[Problem statement] Transcribe the records that follow. Keep every word exactly, and drop the pictures.

[Supplied records]
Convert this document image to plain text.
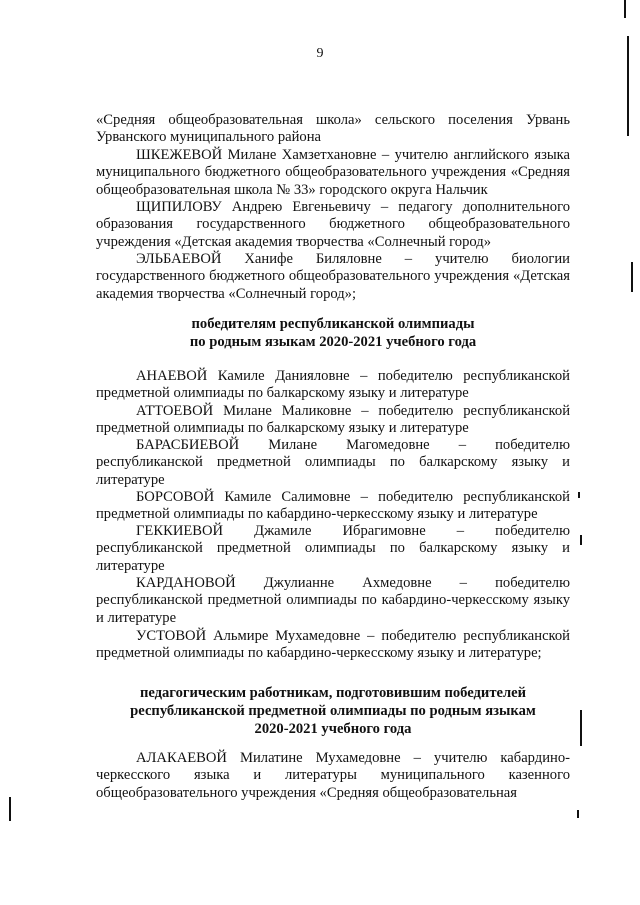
9
«Средняя общеобразовательная школа» сельского поселения Урвань Урванского муниципального района
ШКЕЖЕВОЙ Милане Хамзетхановне – учителю английского языка муниципального бюджетного общеобразовательного учреждения «Средняя общеобразовательная школа № 33» городского округа Нальчик
ЩИПИЛОВУ Андрею Евгеньевичу – педагогу дополнительного образования государственного бюджетного общеобразовательного учреждения «Детская академия творчества «Солнечный город»
ЭЛЬБАЕВОЙ Ханифе Биляловне – учителю биологии государственного бюджетного общеобразовательного учреждения «Детская академия творчества «Солнечный город»;
победителям республиканской олимпиады
по родным языкам 2020-2021 учебного года
АНАЕВОЙ Камиле Данияловне – победителю республиканской предметной олимпиады по балкарскому языку и литературе
АТТОЕВОЙ Милане Маликовне – победителю республиканской предметной олимпиады по балкарскому языку и литературе
БАРАСБИЕВОЙ Милане Магомедовне – победителю республиканской предметной олимпиады по балкарскому языку и литературе
БОРСОВОЙ Камиле Салимовне – победителю республиканской предметной олимпиады по кабардино-черкесскому языку и литературе
ГЕККИЕВОЙ Джамиле Ибрагимовне – победителю республиканской предметной олимпиады по балкарскому языку и литературе
КАРДАНОВОЙ Джулианне Ахмедовне – победителю республиканской предметной олимпиады по кабардино-черкесскому языку и литературе
УСТОВОЙ Альмире Мухамедовне – победителю республиканской предметной олимпиады по кабардино-черкесскому языку и литературе;
педагогическим работникам, подготовившим победителей
республиканской предметной олимпиады по родным языкам
2020-2021 учебного года
АЛАКАЕВОЙ Милатине Мухамедовне – учителю кабардино-черкесского языка и литературы муниципального казенного общеобразовательного учреждения «Средняя общеобразовательная
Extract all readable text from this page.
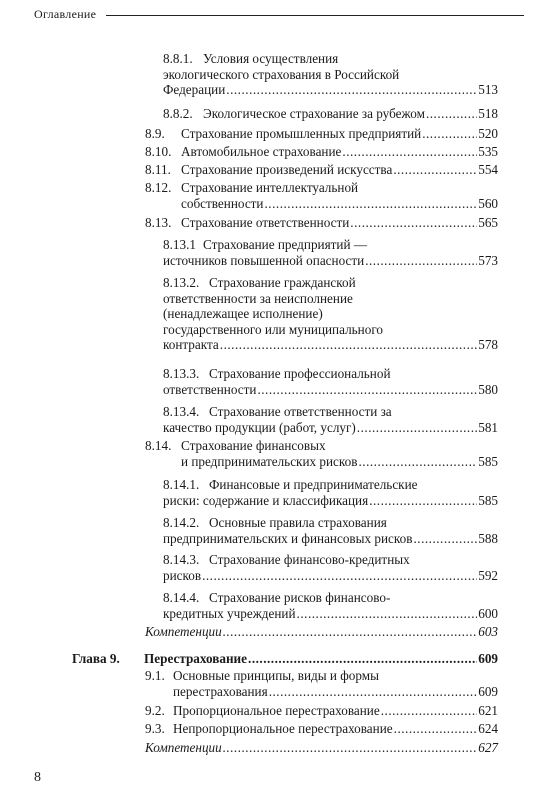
Оглавление
8.8.1. Условия осуществления
экологического страхования в Российской
Федерации .....	513
8.8.2. Экологическое страхование за рубежом .....	518
8.9.	Страхование промышленных предприятий .....	520
8.10. Автомобильное страхование .....	535
8.11. Страхование произведений искусства .....	554
8.12. Страхование интеллектуальной
собственности .....	560
8.13. Страхование ответственности .....	565
8.13.1 Страхование предприятий —
источников повышенной опасности .....	573
8.13.2. Страхование гражданской
ответственности за неисполнение
(ненадлежащее исполнение)
государственного или муниципального
контракта .....	578
8.13.3. Страхование профессиональной
ответственности .....	580
8.13.4. Страхование ответственности за
качество продукции (работ, услуг) .....	581
8.14. Страхование финансовых
и предпринимательских рисков .....	585
8.14.1. Финансовые и предпринимательские
риски: содержание и классификация .....	585
8.14.2. Основные правила страхования
предпринимательских и финансовых рисков .....	588
8.14.3. Страхование финансово-кредитных
рисков .....	592
8.14.4. Страхование рисков финансово-
кредитных учреждений .....	600
Компетенции .....	603
Глава 9.	Перестрахование .....	609
9.1. Основные принципы, виды и формы
перестрахования .....	609
9.2. Пропорциональное перестрахование .....	621
9.3. Непропорциональное перестрахование .....	624
Компетенции .....	627
8
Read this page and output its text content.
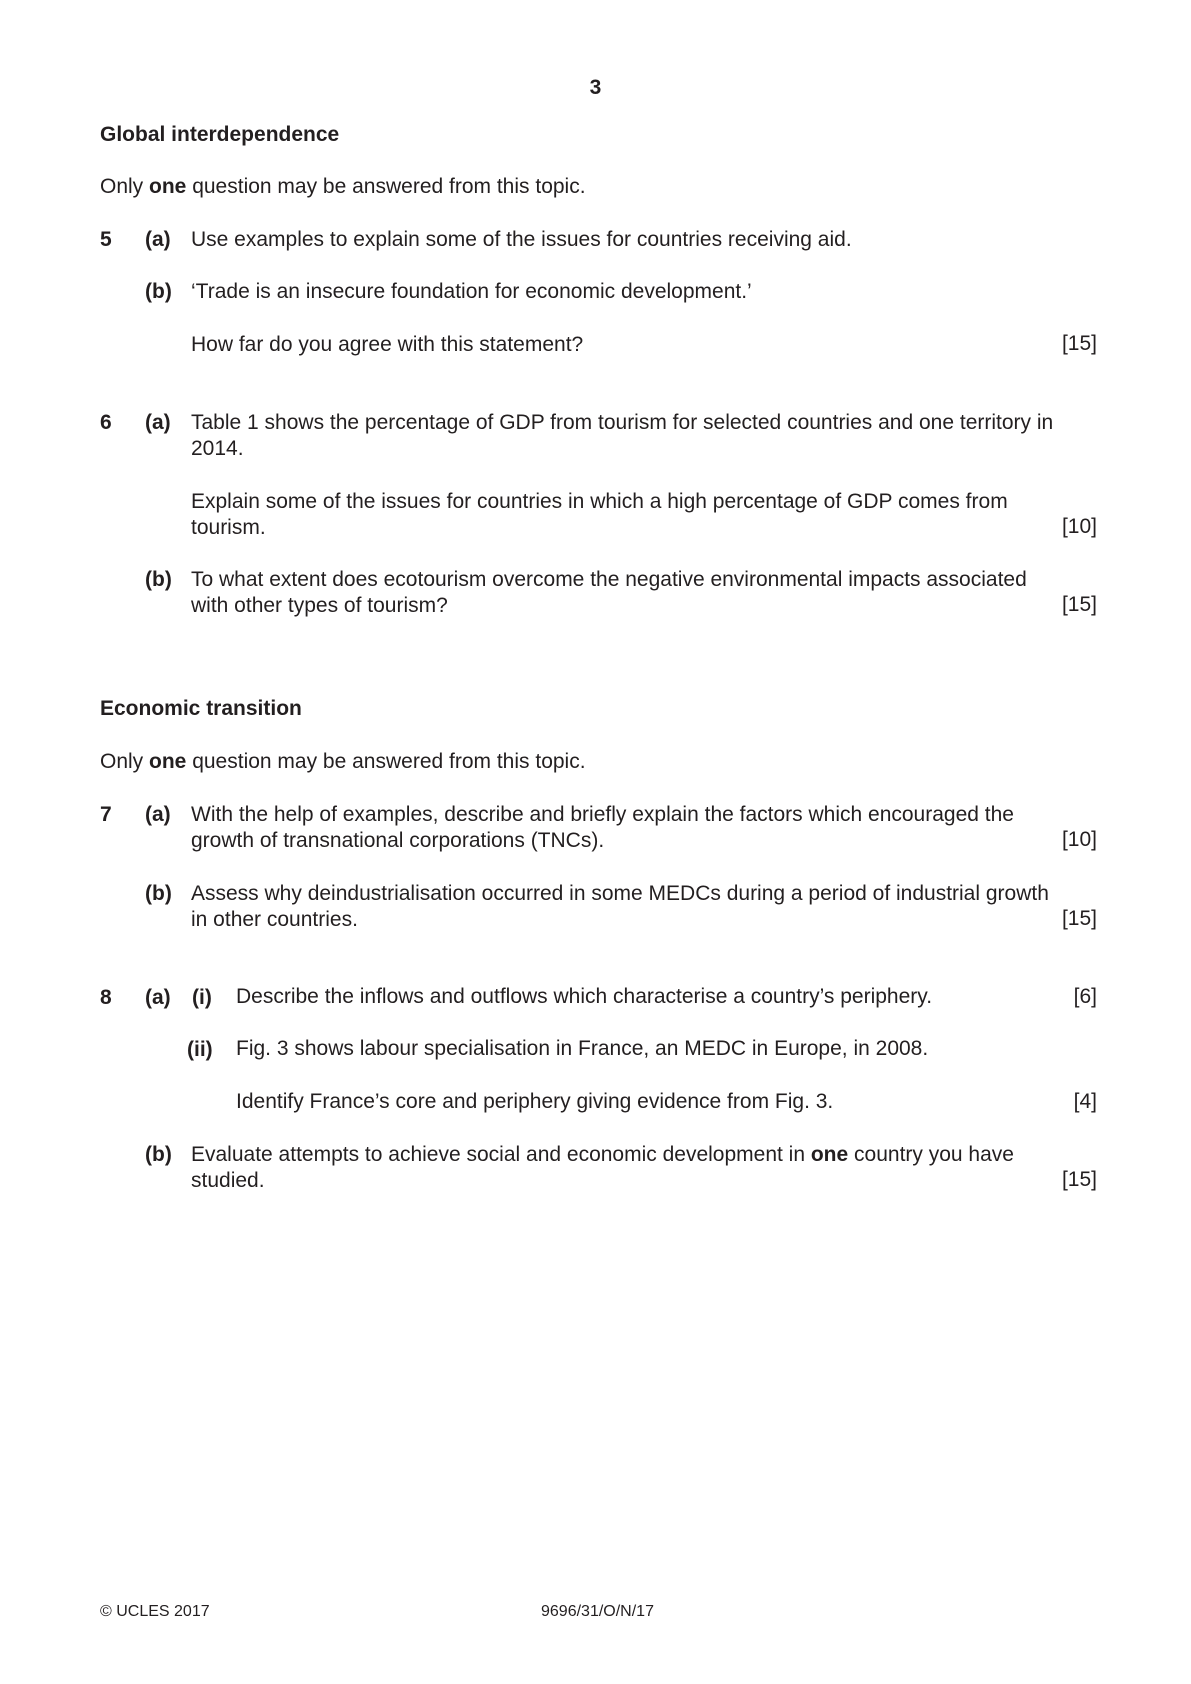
3
Global interdependence
Only one question may be answered from this topic.
5 (a) Use examples to explain some of the issues for countries receiving aid.
(b) ‘Trade is an insecure foundation for economic development.’
How far do you agree with this statement?	[15]
6 (a) Table 1 shows the percentage of GDP from tourism for selected countries and one territory in
2014.
Explain some of the issues for countries in which a high percentage of GDP comes from
tourism.	[10]
(b) To what extent does ecotourism overcome the negative environmental impacts associated
with other types of tourism?	[15]
Economic transition
Only one question may be answered from this topic.
7 (a) With the help of examples, describe and briefly explain the factors which encouraged the
growth of transnational corporations (TNCs).	[10]
(b) Assess why deindustrialisation occurred in some MEDCs during a period of industrial growth
in other countries.	[15]
8 (a) (i) Describe the inflows and outflows which characterise a country’s periphery.	[6]
(ii) Fig. 3 shows labour specialisation in France, an MEDC in Europe, in 2008.
Identify France’s core and periphery giving evidence from Fig. 3.	[4]
(b) Evaluate attempts to achieve social and economic development in one country you have
studied.	[15]
© UCLES 2017	9696/31/O/N/17
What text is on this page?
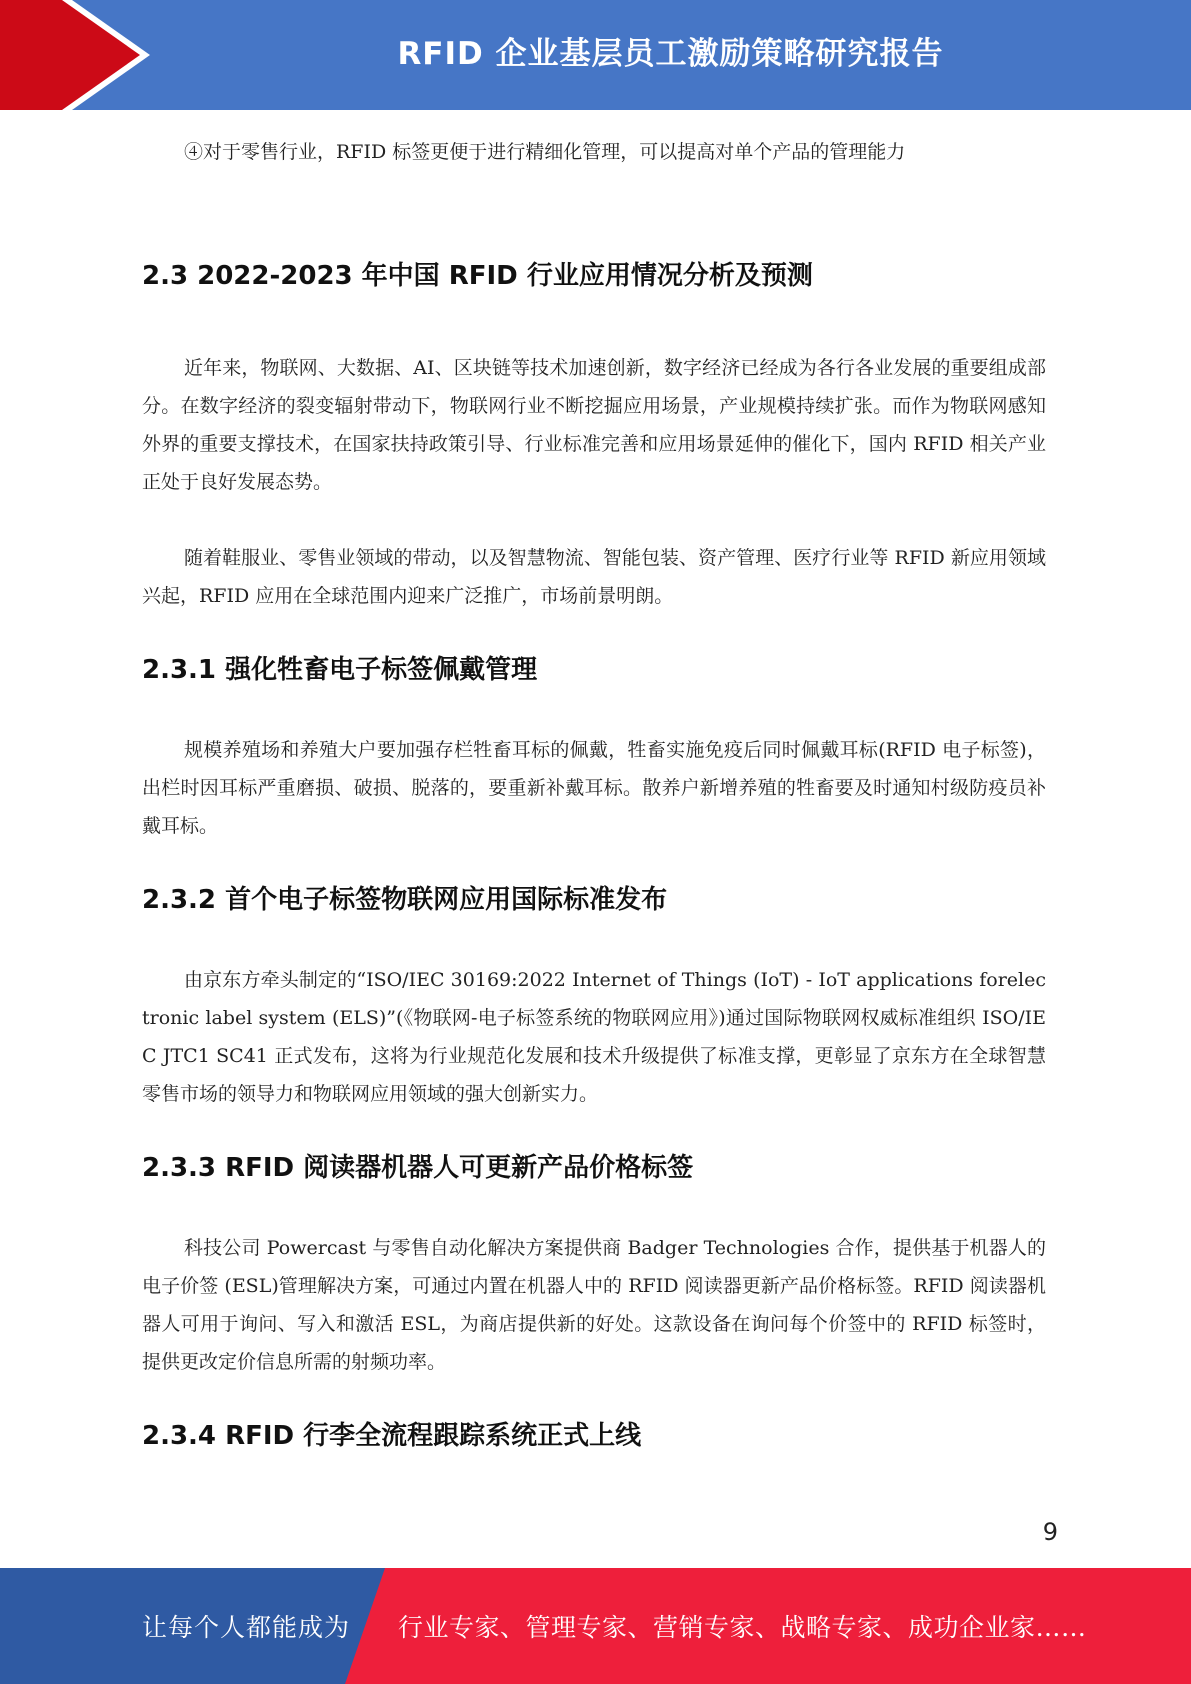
RFID 企业基层员工激励策略研究报告

④对于零售行业，RFID 标签更便于进行精细化管理，可以提高对单个产品的管理能力

2.3 2022-2023 年中国 RFID 行业应用情况分析及预测

近年来，物联网、大数据、AI、区块链等技术加速创新，数字经济已经成为各行各业发展的重要组成部分。在数字经济的裂变辐射带动下，物联网行业不断挖掘应用场景，产业规模持续扩张。而作为物联网感知外界的重要支撑技术，在国家扶持政策引导、行业标准完善和应用场景延伸的催化下，国内 RFID 相关产业正处于良好发展态势。

随着鞋服业、零售业领域的带动，以及智慧物流、智能包装、资产管理、医疗行业等 RFID 新应用领域兴起，RFID 应用在全球范围内迎来广泛推广，市场前景明朗。

2.3.1 强化牲畜电子标签佩戴管理

规模养殖场和养殖大户要加强存栏牲畜耳标的佩戴，牲畜实施免疫后同时佩戴耳标(RFID 电子标签)，出栏时因耳标严重磨损、破损、脱落的，要重新补戴耳标。散养户新增养殖的牲畜要及时通知村级防疫员补戴耳标。

2.3.2 首个电子标签物联网应用国际标准发布

由京东方牵头制定的“ISO/IEC 30169:2022 Internet of Things (IoT) - IoT applications forelectronic label system (ELS)”(《物联网-电子标签系统的物联网应用》)通过国际物联网权威标准组织 ISO/IEC JTC1 SC41 正式发布，这将为行业规范化发展和技术升级提供了标准支撑，更彰显了京东方在全球智慧零售市场的领导力和物联网应用领域的强大创新实力。

2.3.3 RFID 阅读器机器人可更新产品价格标签

科技公司 Powercast 与零售自动化解决方案提供商 Badger Technologies 合作，提供基于机器人的电子价签 (ESL)管理解决方案，可通过内置在机器人中的 RFID 阅读器更新产品价格标签。RFID 阅读器机器人可用于询问、写入和激活 ESL，为商店提供新的好处。这款设备在询问每个价签中的 RFID 标签时，提供更改定价信息所需的射频功率。

2.3.4 RFID 行李全流程跟踪系统正式上线
9
让每个人都能成为 行业专家、管理专家、营销专家、战略专家、成功企业家……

[Answer to the exercise]
Convert this document image to plain text.
9
«Средняя общеобразовательная школа» сельского поселения Урвань Урванского муниципального района
ШКЕЖЕВОЙ Милане Хамзетхановне – учителю английского языка муниципального бюджетного общеобразовательного учреждения «Средняя общеобразовательная школа № 33» городского округа Нальчик
ЩИПИЛОВУ Андрею Евгеньевичу – педагогу дополнительного образования государственного бюджетного общеобразовательного учреждения «Детская академия творчества «Солнечный город»
ЭЛЬБАЕВОЙ Ханифе Биляловне – учителю биологии государственного бюджетного общеобразовательного учреждения «Детская академия творчества «Солнечный город»;
победителям республиканской олимпиады
по родным языкам 2020-2021 учебного года
АНАЕВОЙ Камиле Данияловне – победителю республиканской предметной олимпиады по балкарскому языку и литературе
АТТОЕВОЙ Милане Маликовне – победителю республиканской предметной олимпиады по балкарскому языку и литературе
БАРАСБИЕВОЙ Милане Магомедовне – победителю республиканской предметной олимпиады по балкарскому языку и литературе
БОРСОВОЙ Камиле Салимовне – победителю республиканской предметной олимпиады по кабардино-черкесскому языку и литературе
ГЕККИЕВОЙ Джамиле Ибрагимовне – победителю республиканской предметной олимпиады по балкарскому языку и литературе
КАРДАНОВОЙ Джулианне Ахмедовне – победителю республиканской предметной олимпиады по кабардино-черкесскому языку и литературе
УСТОВОЙ Альмире Мухамедовне – победителю республиканской предметной олимпиады по кабардино-черкесскому языку и литературе;
педагогическим работникам, подготовившим победителей
республиканской предметной олимпиады по родным языкам
2020-2021 учебного года
АЛАКАЕВОЙ Милатине Мухамедовне – учителю кабардино-черкесского языка и литературы муниципального казенного общеобразовательного учреждения «Средняя общеобразовательная
Extract all readable text from this page.
Оглавление
8.8.1. Условия осуществления
экологического страхования в Российской
Федерации .....	513
8.8.2. Экологическое страхование за рубежом .....	518
8.9.	Страхование промышленных предприятий .....	520
8.10. Автомобильное страхование .....	535
8.11. Страхование произведений искусства .....	554
8.12. Страхование интеллектуальной
собственности .....	560
8.13. Страхование ответственности .....	565
8.13.1 Страхование предприятий —
источников повышенной опасности .....	573
8.13.2. Страхование гражданской
ответственности за неисполнение
(ненадлежащее исполнение)
государственного или муниципального
контракта .....	578
8.13.3. Страхование профессиональной
ответственности .....	580
8.13.4. Страхование ответственности за
качество продукции (работ, услуг) .....	581
8.14. Страхование финансовых
и предпринимательских рисков .....	585
8.14.1. Финансовые и предпринимательские
риски: содержание и классификация .....	585
8.14.2. Основные правила страхования
предпринимательских и финансовых рисков .....	588
8.14.3. Страхование финансово-кредитных
рисков .....	592
8.14.4. Страхование рисков финансово-
кредитных учреждений .....	600
Компетенции .....	603
Глава 9.	Перестрахование .....	609
9.1. Основные принципы, виды и формы
перестрахования .....	609
9.2. Пропорциональное перестрахование .....	621
9.3. Непропорциональное перестрахование .....	624
Компетенции .....	627
8
Read this page and output its text content.
3
Global interdependence
Only one question may be answered from this topic.
5 (a) Use examples to explain some of the issues for countries receiving aid.
(b) ‘Trade is an insecure foundation for economic development.’
How far do you agree with this statement?	[15]
6 (a) Table 1 shows the percentage of GDP from tourism for selected countries and one territory in
2014.
Explain some of the issues for countries in which a high percentage of GDP comes from
tourism.	[10]
(b) To what extent does ecotourism overcome the negative environmental impacts associated
with other types of tourism?	[15]
Economic transition
Only one question may be answered from this topic.
7 (a) With the help of examples, describe and briefly explain the factors which encouraged the
growth of transnational corporations (TNCs).	[10]
(b) Assess why deindustrialisation occurred in some MEDCs during a period of industrial growth
in other countries.	[15]
8 (a) (i) Describe the inflows and outflows which characterise a country’s periphery.	[6]
(ii) Fig. 3 shows labour specialisation in France, an MEDC in Europe, in 2008.
Identify France’s core and periphery giving evidence from Fig. 3.	[4]
(b) Evaluate attempts to achieve social and economic development in one country you have
studied.	[15]
© UCLES 2017	9696/31/O/N/17
What text is on this page?
RFID 企业基层员工激励策略研究报告

④对于零售行业，RFID 标签更便于进行精细化管理，可以提高对单个产品的管理能力

2.3 2022-2023 年中国 RFID 行业应用情况分析及预测

近年来，物联网、大数据、AI、区块链等技术加速创新，数字经济已经成为各行各业发展的重要组成部分。在数字经济的裂变辐射带动下，物联网行业不断挖掘应用场景，产业规模持续扩张。而作为物联网感知外界的重要支撑技术，在国家扶持政策引导、行业标准完善和应用场景延伸的催化下，国内 RFID 相关产业正处于良好发展态势。

随着鞋服业、零售业领域的带动，以及智慧物流、智能包装、资产管理、医疗行业等 RFID 新应用领域兴起，RFID 应用在全球范围内迎来广泛推广，市场前景明朗。

2.3.1 强化牲畜电子标签佩戴管理

规模养殖场和养殖大户要加强存栏牲畜耳标的佩戴，牲畜实施免疫后同时佩戴耳标(RFID 电子标签)，出栏时因耳标严重磨损、破损、脱落的，要重新补戴耳标。散养户新增养殖的牲畜要及时通知村级防疫员补戴耳标。

2.3.2 首个电子标签物联网应用国际标准发布

由京东方牵头制定的“ISO/IEC 30169:2022 Internet of Things (IoT) - IoT applications forelectronic label system (ELS)”(《物联网-电子标签系统的物联网应用》)通过国际物联网权威标准组织 ISO/IEC JTC1 SC41 正式发布，这将为行业规范化发展和技术升级提供了标准支撑，更彰显了京东方在全球智慧零售市场的领导力和物联网应用领域的强大创新实力。

2.3.3 RFID 阅读器机器人可更新产品价格标签

科技公司 Powercast 与零售自动化解决方案提供商 Badger Technologies 合作，提供基于机器人的电子价签 (ESL)管理解决方案，可通过内置在机器人中的 RFID 阅读器更新产品价格标签。RFID 阅读器机器人可用于询问、写入和激活 ESL，为商店提供新的好处。这款设备在询问每个价签中的 RFID 标签时，提供更改定价信息所需的射频功率。

2.3.4 RFID 行李全流程跟踪系统正式上线
9
让每个人都能成为 行业专家、管理专家、营销专家、战略专家、成功企业家……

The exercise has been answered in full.